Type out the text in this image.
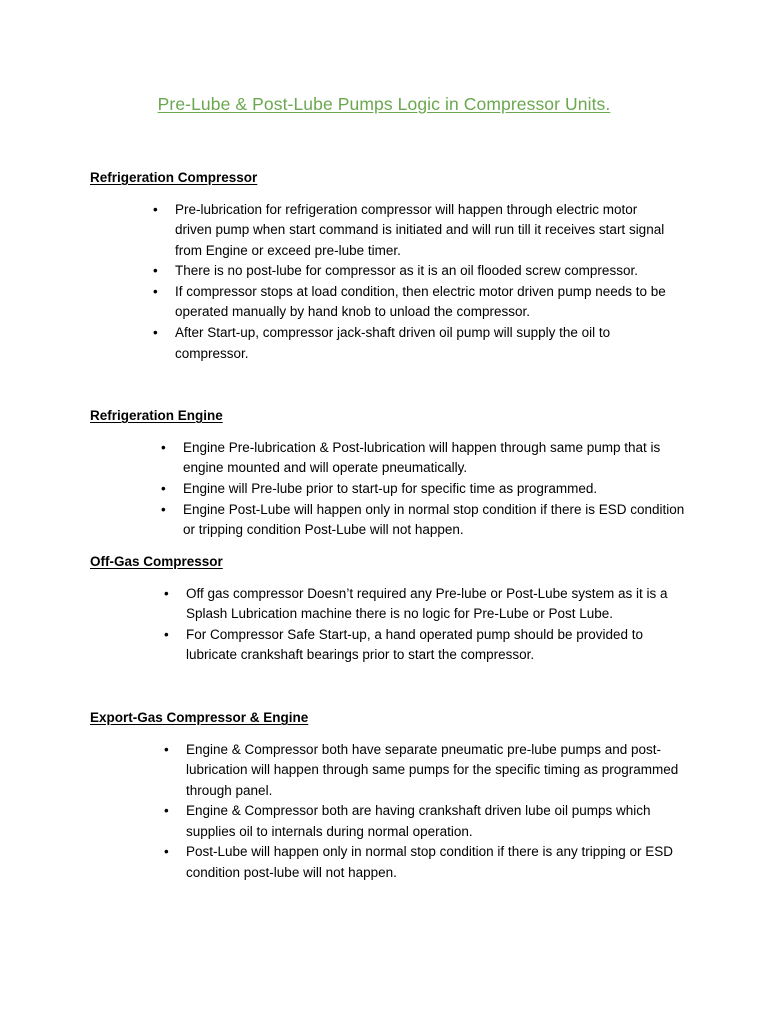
Pre-Lube & Post-Lube Pumps Logic in Compressor Units.
Refrigeration Compressor
• Pre-lubrication for refrigeration compressor will happen through electric motor driven pump when start command is initiated and will run till it receives start signal from Engine or exceed pre-lube timer.
• There is no post-lube for compressor as it is an oil flooded screw compressor.
• If compressor stops at load condition, then electric motor driven pump needs to be operated manually by hand knob to unload the compressor.
• After Start-up, compressor jack-shaft driven oil pump will supply the oil to compressor.
Refrigeration Engine
• Engine Pre-lubrication & Post-lubrication will happen through same pump that is engine mounted and will operate pneumatically.
• Engine will Pre-lube prior to start-up for specific time as programmed.
• Engine Post-Lube will happen only in normal stop condition if there is ESD condition or tripping condition Post-Lube will not happen.
Off-Gas Compressor
• Off gas compressor Doesn’t required any Pre-lube or Post-Lube system as it is a Splash Lubrication machine there is no logic for Pre-Lube or Post Lube.
• For Compressor Safe Start-up, a hand operated pump should be provided to lubricate crankshaft bearings prior to start the compressor.
Export-Gas Compressor & Engine
• Engine & Compressor both have separate pneumatic pre-lube pumps and post-lubrication will happen through same pumps for the specific timing as programmed through panel.
• Engine & Compressor both are having crankshaft driven lube oil pumps which supplies oil to internals during normal operation.
• Post-Lube will happen only in normal stop condition if there is any tripping or ESD condition post-lube will not happen.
---+---
Set exercise
Find every line that holds "through" and copy it.

Task answer
• Pre-lubrication for refrigeration compressor will happen through electric motor driven pump when start command is initiated and will run till it receives start signal from Engine or exceed pre-lube timer.
• Engine Pre-lubrication & Post-lubrication will happen through same pump that is engine mounted and will operate pneumatically.
• Engine & Compressor both have separate pneumatic pre-lube pumps and post-lubrication will happen through same pumps for the specific timing as programmed through panel.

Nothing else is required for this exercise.